Every line below that includes "text" counts toward the total. Report that total alone.

# GIVEN RECORDS

>> begin

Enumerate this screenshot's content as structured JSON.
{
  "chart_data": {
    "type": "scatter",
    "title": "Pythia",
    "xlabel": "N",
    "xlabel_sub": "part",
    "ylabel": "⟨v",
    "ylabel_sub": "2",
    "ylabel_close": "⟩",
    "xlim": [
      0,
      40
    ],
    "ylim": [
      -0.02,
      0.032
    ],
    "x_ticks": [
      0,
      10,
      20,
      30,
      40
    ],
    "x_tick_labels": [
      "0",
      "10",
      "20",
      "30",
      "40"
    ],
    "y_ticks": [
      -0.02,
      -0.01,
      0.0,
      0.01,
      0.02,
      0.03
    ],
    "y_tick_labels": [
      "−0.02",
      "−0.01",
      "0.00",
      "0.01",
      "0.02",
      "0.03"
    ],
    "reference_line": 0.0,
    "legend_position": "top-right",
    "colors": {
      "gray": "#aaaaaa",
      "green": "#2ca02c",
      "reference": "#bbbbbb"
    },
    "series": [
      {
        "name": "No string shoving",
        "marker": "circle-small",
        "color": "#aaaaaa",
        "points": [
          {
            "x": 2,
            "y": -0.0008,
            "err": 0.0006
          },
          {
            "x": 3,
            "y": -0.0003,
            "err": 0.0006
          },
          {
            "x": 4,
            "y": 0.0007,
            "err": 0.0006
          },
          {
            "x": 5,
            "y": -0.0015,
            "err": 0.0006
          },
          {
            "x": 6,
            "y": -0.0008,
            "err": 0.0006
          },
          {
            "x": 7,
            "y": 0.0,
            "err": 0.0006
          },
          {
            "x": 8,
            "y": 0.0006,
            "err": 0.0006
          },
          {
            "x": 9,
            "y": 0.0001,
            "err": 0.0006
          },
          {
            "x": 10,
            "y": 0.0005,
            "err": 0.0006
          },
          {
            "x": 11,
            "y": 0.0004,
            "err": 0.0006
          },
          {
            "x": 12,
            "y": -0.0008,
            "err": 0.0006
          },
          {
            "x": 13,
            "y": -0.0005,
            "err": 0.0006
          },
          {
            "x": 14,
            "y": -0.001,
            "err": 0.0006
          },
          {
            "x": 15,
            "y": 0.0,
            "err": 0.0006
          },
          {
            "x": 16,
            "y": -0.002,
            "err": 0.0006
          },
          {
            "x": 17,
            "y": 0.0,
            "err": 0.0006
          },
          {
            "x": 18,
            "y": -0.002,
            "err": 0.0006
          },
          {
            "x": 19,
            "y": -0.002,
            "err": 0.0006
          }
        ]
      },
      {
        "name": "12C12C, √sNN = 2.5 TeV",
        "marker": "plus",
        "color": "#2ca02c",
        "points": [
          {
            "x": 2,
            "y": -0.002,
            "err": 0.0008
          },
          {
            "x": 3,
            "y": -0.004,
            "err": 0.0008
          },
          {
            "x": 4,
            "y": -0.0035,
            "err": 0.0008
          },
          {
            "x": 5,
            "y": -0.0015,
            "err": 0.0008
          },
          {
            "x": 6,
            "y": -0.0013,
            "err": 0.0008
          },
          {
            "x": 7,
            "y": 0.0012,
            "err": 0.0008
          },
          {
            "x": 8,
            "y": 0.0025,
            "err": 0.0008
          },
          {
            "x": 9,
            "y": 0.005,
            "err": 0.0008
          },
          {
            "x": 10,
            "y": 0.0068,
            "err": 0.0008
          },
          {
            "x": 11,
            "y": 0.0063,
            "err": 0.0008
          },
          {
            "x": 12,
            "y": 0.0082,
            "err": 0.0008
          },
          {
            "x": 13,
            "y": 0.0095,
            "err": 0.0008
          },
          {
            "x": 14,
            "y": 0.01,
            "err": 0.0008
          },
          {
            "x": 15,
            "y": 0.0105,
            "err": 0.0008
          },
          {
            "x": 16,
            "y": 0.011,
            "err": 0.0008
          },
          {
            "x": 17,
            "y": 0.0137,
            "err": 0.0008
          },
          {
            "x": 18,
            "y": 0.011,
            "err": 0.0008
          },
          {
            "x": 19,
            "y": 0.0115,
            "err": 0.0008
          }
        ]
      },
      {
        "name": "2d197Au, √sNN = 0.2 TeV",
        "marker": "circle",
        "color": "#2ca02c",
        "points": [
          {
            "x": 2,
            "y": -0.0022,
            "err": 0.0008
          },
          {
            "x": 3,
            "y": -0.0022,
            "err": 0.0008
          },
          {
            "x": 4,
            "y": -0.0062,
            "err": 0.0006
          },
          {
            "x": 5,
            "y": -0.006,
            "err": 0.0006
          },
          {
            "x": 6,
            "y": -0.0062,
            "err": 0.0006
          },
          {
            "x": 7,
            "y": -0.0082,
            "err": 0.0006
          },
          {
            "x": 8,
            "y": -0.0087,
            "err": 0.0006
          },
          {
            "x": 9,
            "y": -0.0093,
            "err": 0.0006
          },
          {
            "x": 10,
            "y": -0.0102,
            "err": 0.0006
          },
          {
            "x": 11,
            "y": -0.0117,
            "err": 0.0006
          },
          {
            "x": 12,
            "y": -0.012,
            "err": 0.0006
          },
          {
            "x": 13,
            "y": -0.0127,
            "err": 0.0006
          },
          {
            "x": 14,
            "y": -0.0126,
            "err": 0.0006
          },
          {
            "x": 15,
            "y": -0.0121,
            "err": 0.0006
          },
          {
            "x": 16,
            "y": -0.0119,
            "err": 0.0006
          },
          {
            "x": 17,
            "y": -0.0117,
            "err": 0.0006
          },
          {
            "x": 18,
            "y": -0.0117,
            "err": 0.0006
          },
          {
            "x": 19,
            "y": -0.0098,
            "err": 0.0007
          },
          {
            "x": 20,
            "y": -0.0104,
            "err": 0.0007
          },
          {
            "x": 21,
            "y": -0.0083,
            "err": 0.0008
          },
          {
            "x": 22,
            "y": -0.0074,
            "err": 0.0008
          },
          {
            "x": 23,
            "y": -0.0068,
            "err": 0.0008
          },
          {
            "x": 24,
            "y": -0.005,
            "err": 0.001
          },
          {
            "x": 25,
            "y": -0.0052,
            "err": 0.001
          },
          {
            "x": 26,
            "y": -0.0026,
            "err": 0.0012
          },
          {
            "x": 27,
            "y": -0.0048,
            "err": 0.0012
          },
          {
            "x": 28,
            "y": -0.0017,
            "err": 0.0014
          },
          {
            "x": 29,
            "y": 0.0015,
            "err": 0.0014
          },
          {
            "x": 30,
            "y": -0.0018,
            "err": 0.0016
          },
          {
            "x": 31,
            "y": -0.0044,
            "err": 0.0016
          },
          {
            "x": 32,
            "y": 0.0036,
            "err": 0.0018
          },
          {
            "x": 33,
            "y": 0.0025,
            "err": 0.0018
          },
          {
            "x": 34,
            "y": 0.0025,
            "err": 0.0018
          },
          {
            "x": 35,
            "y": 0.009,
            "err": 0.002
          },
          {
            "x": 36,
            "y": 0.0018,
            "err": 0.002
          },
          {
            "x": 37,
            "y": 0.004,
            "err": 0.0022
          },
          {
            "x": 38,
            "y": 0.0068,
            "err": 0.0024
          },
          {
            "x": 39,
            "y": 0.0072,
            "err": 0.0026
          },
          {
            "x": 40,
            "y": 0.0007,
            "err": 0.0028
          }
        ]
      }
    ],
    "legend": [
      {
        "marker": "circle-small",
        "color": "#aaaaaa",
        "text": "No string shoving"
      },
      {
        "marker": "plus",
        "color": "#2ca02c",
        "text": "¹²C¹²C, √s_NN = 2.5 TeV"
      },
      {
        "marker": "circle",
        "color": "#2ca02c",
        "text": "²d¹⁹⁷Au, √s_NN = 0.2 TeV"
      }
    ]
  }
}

>> end

# COMPLETED EXERCISE
3